[A run of records]
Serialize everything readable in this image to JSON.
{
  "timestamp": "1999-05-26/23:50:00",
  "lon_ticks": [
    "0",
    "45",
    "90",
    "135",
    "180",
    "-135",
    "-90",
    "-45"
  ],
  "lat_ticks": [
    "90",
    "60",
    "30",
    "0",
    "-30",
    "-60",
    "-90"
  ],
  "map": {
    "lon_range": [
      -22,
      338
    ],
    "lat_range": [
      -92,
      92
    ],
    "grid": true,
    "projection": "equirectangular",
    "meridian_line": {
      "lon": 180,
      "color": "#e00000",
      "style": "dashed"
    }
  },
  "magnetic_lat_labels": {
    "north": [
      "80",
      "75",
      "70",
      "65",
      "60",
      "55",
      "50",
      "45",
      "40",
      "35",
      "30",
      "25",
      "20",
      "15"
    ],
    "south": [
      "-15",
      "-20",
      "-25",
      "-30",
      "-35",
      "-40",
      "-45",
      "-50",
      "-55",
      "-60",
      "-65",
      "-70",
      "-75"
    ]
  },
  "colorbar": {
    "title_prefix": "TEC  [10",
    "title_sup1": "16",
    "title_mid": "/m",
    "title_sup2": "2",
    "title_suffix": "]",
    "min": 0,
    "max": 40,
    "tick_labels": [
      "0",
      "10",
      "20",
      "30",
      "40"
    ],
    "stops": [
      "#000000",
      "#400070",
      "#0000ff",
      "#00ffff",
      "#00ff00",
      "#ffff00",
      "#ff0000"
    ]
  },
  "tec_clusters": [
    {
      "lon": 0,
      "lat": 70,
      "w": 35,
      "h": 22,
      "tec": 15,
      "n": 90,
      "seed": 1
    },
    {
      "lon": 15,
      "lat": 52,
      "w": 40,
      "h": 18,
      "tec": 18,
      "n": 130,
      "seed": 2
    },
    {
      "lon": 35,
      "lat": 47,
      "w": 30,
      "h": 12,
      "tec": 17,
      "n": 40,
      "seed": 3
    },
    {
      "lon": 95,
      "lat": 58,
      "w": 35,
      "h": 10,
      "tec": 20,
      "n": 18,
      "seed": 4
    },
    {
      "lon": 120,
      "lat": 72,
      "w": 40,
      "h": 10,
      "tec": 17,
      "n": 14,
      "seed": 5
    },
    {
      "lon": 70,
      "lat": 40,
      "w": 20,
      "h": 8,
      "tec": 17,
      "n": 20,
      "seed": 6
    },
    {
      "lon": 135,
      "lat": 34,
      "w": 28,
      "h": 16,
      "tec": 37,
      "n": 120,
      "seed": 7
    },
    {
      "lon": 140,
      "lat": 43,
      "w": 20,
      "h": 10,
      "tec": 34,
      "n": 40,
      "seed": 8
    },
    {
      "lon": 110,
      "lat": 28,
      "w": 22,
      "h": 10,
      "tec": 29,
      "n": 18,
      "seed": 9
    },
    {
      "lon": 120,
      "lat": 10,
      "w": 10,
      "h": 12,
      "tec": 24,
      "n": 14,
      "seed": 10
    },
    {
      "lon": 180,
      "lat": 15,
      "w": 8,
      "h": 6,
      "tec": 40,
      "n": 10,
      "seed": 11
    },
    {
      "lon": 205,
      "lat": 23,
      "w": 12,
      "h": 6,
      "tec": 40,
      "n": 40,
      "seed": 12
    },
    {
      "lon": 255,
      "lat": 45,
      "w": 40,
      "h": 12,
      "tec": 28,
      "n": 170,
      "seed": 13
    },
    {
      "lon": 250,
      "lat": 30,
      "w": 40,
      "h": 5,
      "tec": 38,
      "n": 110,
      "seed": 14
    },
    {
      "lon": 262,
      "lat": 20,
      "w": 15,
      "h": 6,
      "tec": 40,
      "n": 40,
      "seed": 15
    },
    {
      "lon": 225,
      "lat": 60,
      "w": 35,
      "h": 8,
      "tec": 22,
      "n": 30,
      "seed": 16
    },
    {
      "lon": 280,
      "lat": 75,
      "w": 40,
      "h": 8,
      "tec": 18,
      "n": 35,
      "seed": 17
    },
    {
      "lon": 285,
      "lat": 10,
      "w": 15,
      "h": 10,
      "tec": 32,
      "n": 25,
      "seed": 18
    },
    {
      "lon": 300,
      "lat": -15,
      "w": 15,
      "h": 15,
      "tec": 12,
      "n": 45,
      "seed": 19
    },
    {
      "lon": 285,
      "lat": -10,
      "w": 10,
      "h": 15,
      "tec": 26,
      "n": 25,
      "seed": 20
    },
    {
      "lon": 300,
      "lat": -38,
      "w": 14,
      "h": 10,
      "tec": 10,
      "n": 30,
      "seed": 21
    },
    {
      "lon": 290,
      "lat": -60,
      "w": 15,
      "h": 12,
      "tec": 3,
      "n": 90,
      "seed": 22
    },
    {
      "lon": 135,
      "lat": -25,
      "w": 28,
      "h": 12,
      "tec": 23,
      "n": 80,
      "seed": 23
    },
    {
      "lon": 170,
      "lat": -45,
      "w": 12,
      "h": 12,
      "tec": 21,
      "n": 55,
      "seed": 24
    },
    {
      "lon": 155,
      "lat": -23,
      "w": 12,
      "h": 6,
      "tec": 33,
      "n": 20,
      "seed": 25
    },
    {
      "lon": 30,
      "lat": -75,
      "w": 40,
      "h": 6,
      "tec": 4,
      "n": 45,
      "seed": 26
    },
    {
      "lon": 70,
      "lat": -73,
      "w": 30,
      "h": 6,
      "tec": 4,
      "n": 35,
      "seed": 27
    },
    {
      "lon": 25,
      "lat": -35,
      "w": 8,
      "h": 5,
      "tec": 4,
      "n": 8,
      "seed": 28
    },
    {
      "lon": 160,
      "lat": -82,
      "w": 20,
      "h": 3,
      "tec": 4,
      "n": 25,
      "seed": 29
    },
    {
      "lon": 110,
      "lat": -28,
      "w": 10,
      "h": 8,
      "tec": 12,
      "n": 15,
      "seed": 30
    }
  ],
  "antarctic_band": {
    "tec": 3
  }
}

## GIVEN TASK
Repeat all entries. Match them exactly.

## RESULT FOR THIS TASK
Serialize everything readable in this image to JSON.
{
  "timestamp": "1999-05-26/23:50:00",
  "lon_ticks": [
    "0",
    "45",
    "90",
    "135",
    "180",
    "-135",
    "-90",
    "-45"
  ],
  "lat_ticks": [
    "90",
    "60",
    "30",
    "0",
    "-30",
    "-60",
    "-90"
  ],
  "map": {
    "lon_range": [
      -22,
      338
    ],
    "lat_range": [
      -92,
      92
    ],
    "grid": true,
    "projection": "equirectangular",
    "meridian_line": {
      "lon": 180,
      "color": "#e00000",
      "style": "dashed"
    }
  },
  "magnetic_lat_labels": {
    "north": [
      "80",
      "75",
      "70",
      "65",
      "60",
      "55",
      "50",
      "45",
      "40",
      "35",
      "30",
      "25",
      "20",
      "15"
    ],
    "south": [
      "-15",
      "-20",
      "-25",
      "-30",
      "-35",
      "-40",
      "-45",
      "-50",
      "-55",
      "-60",
      "-65",
      "-70",
      "-75"
    ]
  },
  "colorbar": {
    "title_prefix": "TEC  [10",
    "title_sup1": "16",
    "title_mid": "/m",
    "title_sup2": "2",
    "title_suffix": "]",
    "min": 0,
    "max": 40,
    "tick_labels": [
      "0",
      "10",
      "20",
      "30",
      "40"
    ],
    "stops": [
      "#000000",
      "#400070",
      "#0000ff",
      "#00ffff",
      "#00ff00",
      "#ffff00",
      "#ff0000"
    ]
  },
  "tec_clusters": [
    {
      "lon": 0,
      "lat": 70,
      "w": 35,
      "h": 22,
      "tec": 15,
      "n": 90,
      "seed": 1
    },
    {
      "lon": 15,
      "lat": 52,
      "w": 40,
      "h": 18,
      "tec": 18,
      "n": 130,
      "seed": 2
    },
    {
      "lon": 35,
      "lat": 47,
      "w": 30,
      "h": 12,
      "tec": 17,
      "n": 40,
      "seed": 3
    },
    {
      "lon": 95,
      "lat": 58,
      "w": 35,
      "h": 10,
      "tec": 20,
      "n": 18,
      "seed": 4
    },
    {
      "lon": 120,
      "lat": 72,
      "w": 40,
      "h": 10,
      "tec": 17,
      "n": 14,
      "seed": 5
    },
    {
      "lon": 70,
      "lat": 40,
      "w": 20,
      "h": 8,
      "tec": 17,
      "n": 20,
      "seed": 6
    },
    {
      "lon": 135,
      "lat": 34,
      "w": 28,
      "h": 16,
      "tec": 37,
      "n": 120,
      "seed": 7
    },
    {
      "lon": 140,
      "lat": 43,
      "w": 20,
      "h": 10,
      "tec": 34,
      "n": 40,
      "seed": 8
    },
    {
      "lon": 110,
      "lat": 28,
      "w": 22,
      "h": 10,
      "tec": 29,
      "n": 18,
      "seed": 9
    },
    {
      "lon": 120,
      "lat": 10,
      "w": 10,
      "h": 12,
      "tec": 24,
      "n": 14,
      "seed": 10
    },
    {
      "lon": 180,
      "lat": 15,
      "w": 8,
      "h": 6,
      "tec": 40,
      "n": 10,
      "seed": 11
    },
    {
      "lon": 205,
      "lat": 23,
      "w": 12,
      "h": 6,
      "tec": 40,
      "n": 40,
      "seed": 12
    },
    {
      "lon": 255,
      "lat": 45,
      "w": 40,
      "h": 12,
      "tec": 28,
      "n": 170,
      "seed": 13
    },
    {
      "lon": 250,
      "lat": 30,
      "w": 40,
      "h": 5,
      "tec": 38,
      "n": 110,
      "seed": 14
    },
    {
      "lon": 262,
      "lat": 20,
      "w": 15,
      "h": 6,
      "tec": 40,
      "n": 40,
      "seed": 15
    },
    {
      "lon": 225,
      "lat": 60,
      "w": 35,
      "h": 8,
      "tec": 22,
      "n": 30,
      "seed": 16
    },
    {
      "lon": 280,
      "lat": 75,
      "w": 40,
      "h": 8,
      "tec": 18,
      "n": 35,
      "seed": 17
    },
    {
      "lon": 285,
      "lat": 10,
      "w": 15,
      "h": 10,
      "tec": 32,
      "n": 25,
      "seed": 18
    },
    {
      "lon": 300,
      "lat": -15,
      "w": 15,
      "h": 15,
      "tec": 12,
      "n": 45,
      "seed": 19
    },
    {
      "lon": 285,
      "lat": -10,
      "w": 10,
      "h": 15,
      "tec": 26,
      "n": 25,
      "seed": 20
    },
    {
      "lon": 300,
      "lat": -38,
      "w": 14,
      "h": 10,
      "tec": 10,
      "n": 30,
      "seed": 21
    },
    {
      "lon": 290,
      "lat": -60,
      "w": 15,
      "h": 12,
      "tec": 3,
      "n": 90,
      "seed": 22
    },
    {
      "lon": 135,
      "lat": -25,
      "w": 28,
      "h": 12,
      "tec": 23,
      "n": 80,
      "seed": 23
    },
    {
      "lon": 170,
      "lat": -45,
      "w": 12,
      "h": 12,
      "tec": 21,
      "n": 55,
      "seed": 24
    },
    {
      "lon": 155,
      "lat": -23,
      "w": 12,
      "h": 6,
      "tec": 33,
      "n": 20,
      "seed": 25
    },
    {
      "lon": 30,
      "lat": -75,
      "w": 40,
      "h": 6,
      "tec": 4,
      "n": 45,
      "seed": 26
    },
    {
      "lon": 70,
      "lat": -73,
      "w": 30,
      "h": 6,
      "tec": 4,
      "n": 35,
      "seed": 27
    },
    {
      "lon": 25,
      "lat": -35,
      "w": 8,
      "h": 5,
      "tec": 4,
      "n": 8,
      "seed": 28
    },
    {
      "lon": 160,
      "lat": -82,
      "w": 20,
      "h": 3,
      "tec": 4,
      "n": 25,
      "seed": 29
    },
    {
      "lon": 110,
      "lat": -28,
      "w": 10,
      "h": 8,
      "tec": 12,
      "n": 15,
      "seed": 30
    }
  ],
  "antarctic_band": {
    "tec": 3
  }
}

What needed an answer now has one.